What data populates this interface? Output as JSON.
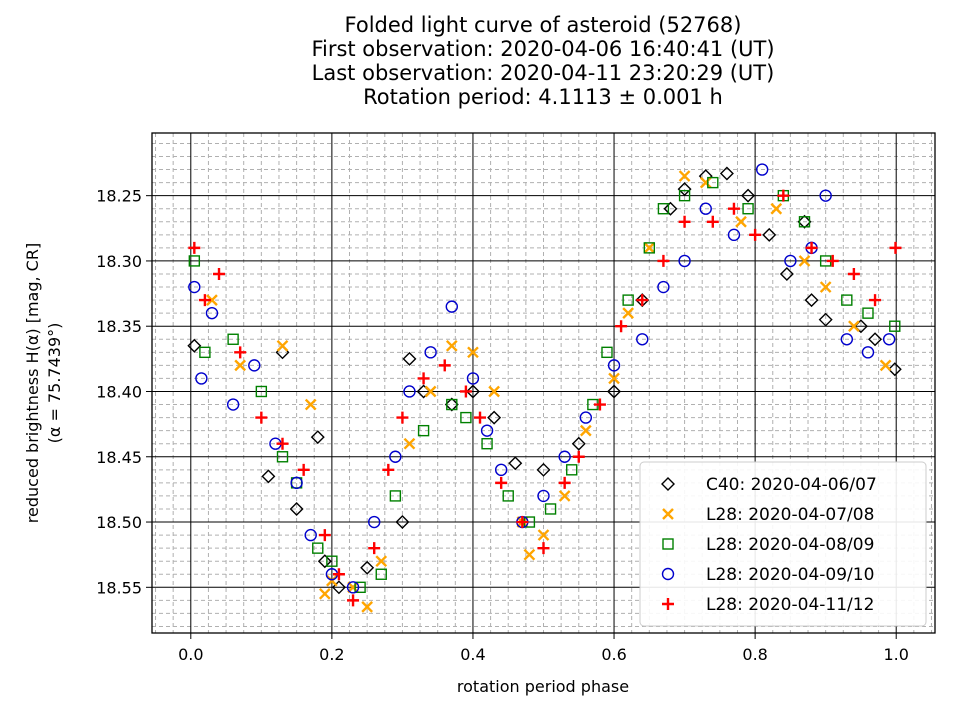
{
  "chart_data": {
    "type": "scatter",
    "title": [
      "Folded light curve of asteroid (52768)",
      "First observation: 2020-04-06 16:40:41 (UT)",
      "Last observation: 2020-04-11 23:20:29 (UT)",
      "Rotation period: 4.1113 ± 0.001 h"
    ],
    "xlabel": "rotation period phase",
    "ylabel": [
      "reduced brightness H(α) [mag, CR]",
      "(α = 75.7439°)"
    ],
    "xlim": [
      -0.055,
      1.055
    ],
    "ylim": [
      18.585,
      18.202
    ],
    "y_inverted": true,
    "x_ticks": [
      0.0,
      0.2,
      0.4,
      0.6,
      0.8,
      1.0
    ],
    "x_tick_labels": [
      "0.0",
      "0.2",
      "0.4",
      "0.6",
      "0.8",
      "1.0"
    ],
    "y_ticks": [
      18.25,
      18.3,
      18.35,
      18.4,
      18.45,
      18.5,
      18.55
    ],
    "y_tick_labels": [
      "18.25",
      "18.30",
      "18.35",
      "18.40",
      "18.45",
      "18.50",
      "18.55"
    ],
    "grid": {
      "major": "solid black",
      "minor": "dashed gray"
    },
    "legend_position": "bottom-right",
    "series": [
      {
        "name": "C40: 2020-04-06/07",
        "marker": "diamond",
        "color": "#000000",
        "points": [
          [
            0.005,
            18.365
          ],
          [
            0.11,
            18.465
          ],
          [
            0.13,
            18.37
          ],
          [
            0.15,
            18.49
          ],
          [
            0.18,
            18.435
          ],
          [
            0.19,
            18.53
          ],
          [
            0.21,
            18.55
          ],
          [
            0.25,
            18.535
          ],
          [
            0.3,
            18.5
          ],
          [
            0.31,
            18.375
          ],
          [
            0.33,
            18.4
          ],
          [
            0.37,
            18.41
          ],
          [
            0.4,
            18.4
          ],
          [
            0.43,
            18.42
          ],
          [
            0.46,
            18.455
          ],
          [
            0.5,
            18.46
          ],
          [
            0.55,
            18.44
          ],
          [
            0.6,
            18.4
          ],
          [
            0.64,
            18.33
          ],
          [
            0.68,
            18.26
          ],
          [
            0.7,
            18.245
          ],
          [
            0.73,
            18.235
          ],
          [
            0.76,
            18.233
          ],
          [
            0.79,
            18.25
          ],
          [
            0.82,
            18.28
          ],
          [
            0.845,
            18.31
          ],
          [
            0.87,
            18.27
          ],
          [
            0.88,
            18.33
          ],
          [
            0.9,
            18.345
          ],
          [
            0.95,
            18.35
          ],
          [
            0.97,
            18.36
          ],
          [
            0.998,
            18.383
          ]
        ]
      },
      {
        "name": "L28: 2020-04-07/08",
        "marker": "x",
        "color": "#ffa500",
        "points": [
          [
            0.03,
            18.33
          ],
          [
            0.07,
            18.38
          ],
          [
            0.13,
            18.365
          ],
          [
            0.17,
            18.41
          ],
          [
            0.19,
            18.555
          ],
          [
            0.2,
            18.545
          ],
          [
            0.23,
            18.55
          ],
          [
            0.25,
            18.565
          ],
          [
            0.27,
            18.53
          ],
          [
            0.31,
            18.44
          ],
          [
            0.34,
            18.4
          ],
          [
            0.37,
            18.365
          ],
          [
            0.4,
            18.37
          ],
          [
            0.43,
            18.4
          ],
          [
            0.47,
            18.5
          ],
          [
            0.48,
            18.525
          ],
          [
            0.5,
            18.51
          ],
          [
            0.53,
            18.48
          ],
          [
            0.56,
            18.43
          ],
          [
            0.6,
            18.39
          ],
          [
            0.62,
            18.34
          ],
          [
            0.65,
            18.29
          ],
          [
            0.7,
            18.235
          ],
          [
            0.73,
            18.24
          ],
          [
            0.78,
            18.27
          ],
          [
            0.83,
            18.26
          ],
          [
            0.87,
            18.3
          ],
          [
            0.9,
            18.32
          ],
          [
            0.94,
            18.35
          ],
          [
            0.985,
            18.38
          ]
        ]
      },
      {
        "name": "L28: 2020-04-08/09",
        "marker": "square",
        "color": "#008000",
        "points": [
          [
            0.005,
            18.3
          ],
          [
            0.02,
            18.37
          ],
          [
            0.06,
            18.36
          ],
          [
            0.1,
            18.4
          ],
          [
            0.13,
            18.45
          ],
          [
            0.15,
            18.47
          ],
          [
            0.18,
            18.52
          ],
          [
            0.2,
            18.53
          ],
          [
            0.24,
            18.55
          ],
          [
            0.27,
            18.54
          ],
          [
            0.29,
            18.48
          ],
          [
            0.33,
            18.43
          ],
          [
            0.37,
            18.41
          ],
          [
            0.39,
            18.42
          ],
          [
            0.42,
            18.44
          ],
          [
            0.45,
            18.48
          ],
          [
            0.48,
            18.5
          ],
          [
            0.51,
            18.49
          ],
          [
            0.54,
            18.46
          ],
          [
            0.57,
            18.41
          ],
          [
            0.59,
            18.37
          ],
          [
            0.62,
            18.33
          ],
          [
            0.65,
            18.29
          ],
          [
            0.67,
            18.26
          ],
          [
            0.7,
            18.25
          ],
          [
            0.74,
            18.24
          ],
          [
            0.79,
            18.26
          ],
          [
            0.84,
            18.25
          ],
          [
            0.87,
            18.27
          ],
          [
            0.9,
            18.3
          ],
          [
            0.93,
            18.33
          ],
          [
            0.96,
            18.34
          ],
          [
            0.998,
            18.35
          ]
        ]
      },
      {
        "name": "L28: 2020-04-09/10",
        "marker": "circle",
        "color": "#0000cc",
        "points": [
          [
            0.005,
            18.32
          ],
          [
            0.015,
            18.39
          ],
          [
            0.03,
            18.34
          ],
          [
            0.06,
            18.41
          ],
          [
            0.09,
            18.38
          ],
          [
            0.12,
            18.44
          ],
          [
            0.15,
            18.47
          ],
          [
            0.17,
            18.51
          ],
          [
            0.2,
            18.54
          ],
          [
            0.23,
            18.55
          ],
          [
            0.26,
            18.5
          ],
          [
            0.29,
            18.45
          ],
          [
            0.31,
            18.4
          ],
          [
            0.34,
            18.37
          ],
          [
            0.37,
            18.335
          ],
          [
            0.4,
            18.39
          ],
          [
            0.42,
            18.43
          ],
          [
            0.44,
            18.46
          ],
          [
            0.47,
            18.5
          ],
          [
            0.5,
            18.48
          ],
          [
            0.53,
            18.45
          ],
          [
            0.56,
            18.42
          ],
          [
            0.6,
            18.38
          ],
          [
            0.64,
            18.36
          ],
          [
            0.67,
            18.32
          ],
          [
            0.7,
            18.3
          ],
          [
            0.73,
            18.26
          ],
          [
            0.77,
            18.28
          ],
          [
            0.81,
            18.23
          ],
          [
            0.85,
            18.3
          ],
          [
            0.88,
            18.29
          ],
          [
            0.9,
            18.25
          ],
          [
            0.93,
            18.36
          ],
          [
            0.96,
            18.37
          ],
          [
            0.99,
            18.36
          ]
        ]
      },
      {
        "name": "L28: 2020-04-11/12",
        "marker": "plus",
        "color": "#ff0000",
        "points": [
          [
            0.005,
            18.29
          ],
          [
            0.02,
            18.33
          ],
          [
            0.04,
            18.31
          ],
          [
            0.07,
            18.37
          ],
          [
            0.1,
            18.42
          ],
          [
            0.13,
            18.44
          ],
          [
            0.16,
            18.46
          ],
          [
            0.19,
            18.51
          ],
          [
            0.21,
            18.54
          ],
          [
            0.23,
            18.56
          ],
          [
            0.26,
            18.52
          ],
          [
            0.28,
            18.46
          ],
          [
            0.3,
            18.42
          ],
          [
            0.33,
            18.39
          ],
          [
            0.36,
            18.38
          ],
          [
            0.39,
            18.4
          ],
          [
            0.41,
            18.42
          ],
          [
            0.44,
            18.47
          ],
          [
            0.47,
            18.5
          ],
          [
            0.5,
            18.52
          ],
          [
            0.53,
            18.47
          ],
          [
            0.55,
            18.45
          ],
          [
            0.58,
            18.41
          ],
          [
            0.61,
            18.35
          ],
          [
            0.64,
            18.33
          ],
          [
            0.67,
            18.3
          ],
          [
            0.7,
            18.27
          ],
          [
            0.74,
            18.27
          ],
          [
            0.77,
            18.26
          ],
          [
            0.8,
            18.28
          ],
          [
            0.84,
            18.25
          ],
          [
            0.88,
            18.29
          ],
          [
            0.91,
            18.3
          ],
          [
            0.94,
            18.31
          ],
          [
            0.97,
            18.33
          ],
          [
            0.999,
            18.29
          ]
        ]
      }
    ]
  }
}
|---|
§ **The exercise**:
In the entries above, find each line with the word "name" and copy it.

§ **Complete output**:
        "name": "C40: 2020-04-06/07",
        "name": "L28: 2020-04-07/08",
        "name": "L28: 2020-04-08/09",
        "name": "L28: 2020-04-09/10",
        "name": "L28: 2020-04-11/12",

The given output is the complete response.